Go through the material below and copy each line where the word "della" appears.

── RECORDS SHOWN

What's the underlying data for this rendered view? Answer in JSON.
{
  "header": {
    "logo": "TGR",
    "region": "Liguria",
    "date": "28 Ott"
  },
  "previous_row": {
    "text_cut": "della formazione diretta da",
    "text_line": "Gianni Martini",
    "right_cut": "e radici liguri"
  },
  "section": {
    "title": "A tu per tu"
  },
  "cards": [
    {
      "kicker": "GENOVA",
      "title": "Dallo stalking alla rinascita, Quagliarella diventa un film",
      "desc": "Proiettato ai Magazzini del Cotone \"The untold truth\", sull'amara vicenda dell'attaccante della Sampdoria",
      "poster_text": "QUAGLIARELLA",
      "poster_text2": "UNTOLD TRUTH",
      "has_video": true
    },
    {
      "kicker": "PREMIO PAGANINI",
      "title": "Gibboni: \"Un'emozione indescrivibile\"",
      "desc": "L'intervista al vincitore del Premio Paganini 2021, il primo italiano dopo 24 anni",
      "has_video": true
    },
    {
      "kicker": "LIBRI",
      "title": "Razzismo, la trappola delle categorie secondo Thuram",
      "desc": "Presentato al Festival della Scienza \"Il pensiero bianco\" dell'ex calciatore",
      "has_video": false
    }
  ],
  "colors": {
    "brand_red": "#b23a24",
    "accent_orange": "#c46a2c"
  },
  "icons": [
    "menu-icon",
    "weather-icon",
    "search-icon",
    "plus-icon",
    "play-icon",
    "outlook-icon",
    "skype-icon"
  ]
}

────

FULL ANSWER —
    "text_cut": "della formazione diretta da",
      "desc": "Proiettato ai Magazzini del Cotone \"The untold truth\", sull'amara vicenda dell'attaccante della Sampdoria",
      "desc": "Presentato al Festival della Scienza \"Il pensiero bianco\" dell'ex calciatore",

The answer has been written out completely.